- WHAT YOU NEED TO DO:
Answer these from the CloudWeb text below:
1. What is the only thing the attack changes?
2. Which three parts stay fixed at deployment?
3. Which stage of the systems does the attack target?

CloudWeb Attack Hijacks Remote Sensing Vision-Language RAG via Atmospheric Patterns
CloudWeb is a novel adversarial attack targeting the retrieval stage of vision-language multimodal RAG systems in remote sensing. Unlike prior attacks that manipulate the retrieval corpus or end-task predictions, CloudWeb modifies only the input image by overlaying parameterized cloud- and haze-like patterns. These patterns are optimized to pull adversarial image embeddings toward target atmospheric evidence while suppressing source-scene evidence, enforcing rank separation, and regularizing naturalness and coverage. The attack keeps the retriever, generator, and knowledge base fixed at deployment, exposing a critical vulnerability in input-space threats to evidence retrieval. This work highlights the need for robust defenses in remote sensing multimodal RAG systems.
Key facts
- CloudWeb is an atmospheric retrieval hijacking attack for remote sensing multimodal RAG.

- DATA SECTION:
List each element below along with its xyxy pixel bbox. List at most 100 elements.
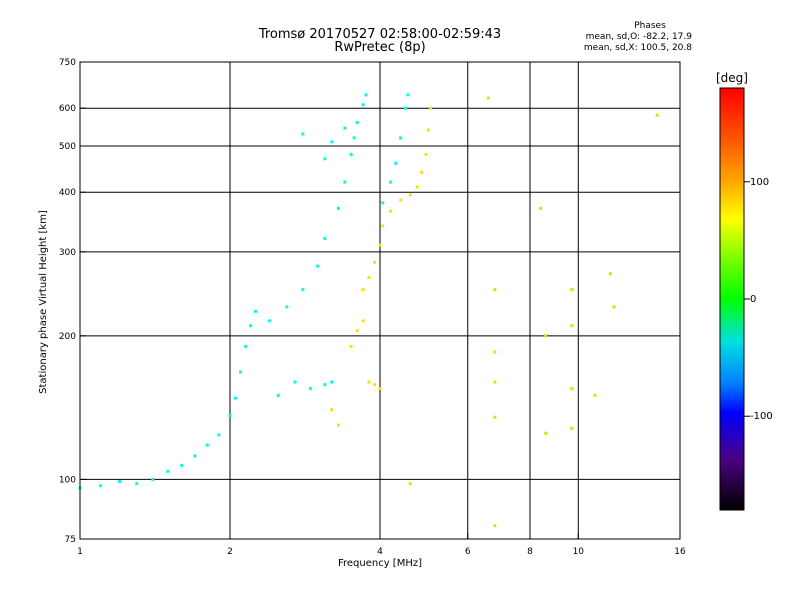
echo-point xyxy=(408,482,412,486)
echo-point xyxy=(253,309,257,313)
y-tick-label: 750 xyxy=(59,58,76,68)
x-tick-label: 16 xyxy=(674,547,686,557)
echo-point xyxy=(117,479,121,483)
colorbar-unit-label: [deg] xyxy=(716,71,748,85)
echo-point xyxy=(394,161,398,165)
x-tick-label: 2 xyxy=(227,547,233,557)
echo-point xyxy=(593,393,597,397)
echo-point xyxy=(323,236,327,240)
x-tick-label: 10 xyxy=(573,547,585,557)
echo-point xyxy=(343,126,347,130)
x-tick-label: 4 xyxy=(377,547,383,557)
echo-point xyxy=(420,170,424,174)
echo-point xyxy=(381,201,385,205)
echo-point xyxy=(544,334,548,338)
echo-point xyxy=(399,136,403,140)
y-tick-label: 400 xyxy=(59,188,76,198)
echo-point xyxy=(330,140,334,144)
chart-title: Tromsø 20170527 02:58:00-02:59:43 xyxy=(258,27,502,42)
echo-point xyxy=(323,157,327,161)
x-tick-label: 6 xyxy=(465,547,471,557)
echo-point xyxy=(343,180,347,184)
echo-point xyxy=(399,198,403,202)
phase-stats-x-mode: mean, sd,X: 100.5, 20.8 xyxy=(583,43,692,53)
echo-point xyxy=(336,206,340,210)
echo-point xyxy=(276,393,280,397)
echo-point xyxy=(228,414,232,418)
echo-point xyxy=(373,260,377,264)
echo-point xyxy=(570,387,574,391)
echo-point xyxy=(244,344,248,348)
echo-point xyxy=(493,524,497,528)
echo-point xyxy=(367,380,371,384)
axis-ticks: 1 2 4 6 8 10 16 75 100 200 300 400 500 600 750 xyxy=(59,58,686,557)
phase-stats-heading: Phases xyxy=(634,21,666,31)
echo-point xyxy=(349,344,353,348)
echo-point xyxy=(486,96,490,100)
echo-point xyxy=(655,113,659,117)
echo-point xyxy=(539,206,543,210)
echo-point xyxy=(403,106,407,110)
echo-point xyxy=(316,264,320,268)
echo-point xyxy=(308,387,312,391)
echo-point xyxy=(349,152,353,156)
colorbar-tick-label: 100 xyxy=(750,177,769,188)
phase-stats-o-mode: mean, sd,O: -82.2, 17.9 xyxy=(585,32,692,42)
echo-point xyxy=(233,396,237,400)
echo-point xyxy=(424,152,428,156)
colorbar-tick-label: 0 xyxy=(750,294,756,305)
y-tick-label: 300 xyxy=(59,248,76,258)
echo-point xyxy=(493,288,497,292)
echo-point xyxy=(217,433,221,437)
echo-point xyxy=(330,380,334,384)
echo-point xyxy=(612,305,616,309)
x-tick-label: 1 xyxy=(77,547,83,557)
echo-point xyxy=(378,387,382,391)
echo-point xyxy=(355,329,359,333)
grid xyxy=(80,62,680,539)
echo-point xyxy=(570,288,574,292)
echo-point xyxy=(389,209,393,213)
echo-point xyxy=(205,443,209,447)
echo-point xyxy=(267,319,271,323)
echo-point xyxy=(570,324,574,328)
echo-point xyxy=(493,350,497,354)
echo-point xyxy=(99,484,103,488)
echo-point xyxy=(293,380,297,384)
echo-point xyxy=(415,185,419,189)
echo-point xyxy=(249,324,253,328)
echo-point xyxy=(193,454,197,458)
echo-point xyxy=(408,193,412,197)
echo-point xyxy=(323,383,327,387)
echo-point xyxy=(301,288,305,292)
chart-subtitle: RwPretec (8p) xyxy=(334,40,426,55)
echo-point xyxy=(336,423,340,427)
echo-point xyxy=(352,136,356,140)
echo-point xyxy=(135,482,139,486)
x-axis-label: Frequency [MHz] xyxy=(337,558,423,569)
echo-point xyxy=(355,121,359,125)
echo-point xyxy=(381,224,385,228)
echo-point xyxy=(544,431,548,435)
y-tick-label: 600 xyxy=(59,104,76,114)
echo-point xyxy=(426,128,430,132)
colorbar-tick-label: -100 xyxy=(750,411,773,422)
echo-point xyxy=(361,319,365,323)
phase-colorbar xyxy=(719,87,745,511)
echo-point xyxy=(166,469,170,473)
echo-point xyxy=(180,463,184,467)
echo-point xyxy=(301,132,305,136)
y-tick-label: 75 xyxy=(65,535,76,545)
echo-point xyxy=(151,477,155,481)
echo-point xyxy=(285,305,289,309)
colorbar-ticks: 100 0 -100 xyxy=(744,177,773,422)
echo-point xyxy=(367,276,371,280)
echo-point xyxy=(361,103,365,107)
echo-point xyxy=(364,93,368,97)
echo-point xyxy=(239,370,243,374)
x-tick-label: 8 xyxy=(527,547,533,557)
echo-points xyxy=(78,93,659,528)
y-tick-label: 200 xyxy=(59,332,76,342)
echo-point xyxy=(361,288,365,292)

* * *

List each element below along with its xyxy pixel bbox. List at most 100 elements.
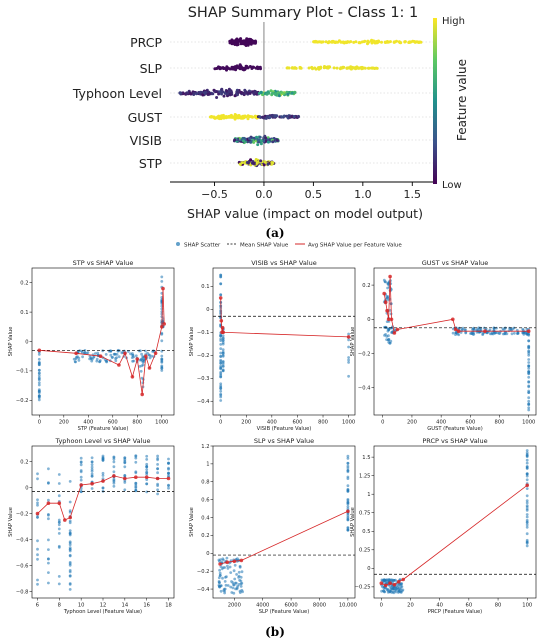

- WORKED SOLUTION:
1. Only the input image, by overlaying parameterized cloud- and haze-like patterns.
2. The retriever, the generator, and the knowledge base.
3. The retrieval stage of vision-language multimodal RAG systems in remote sensing.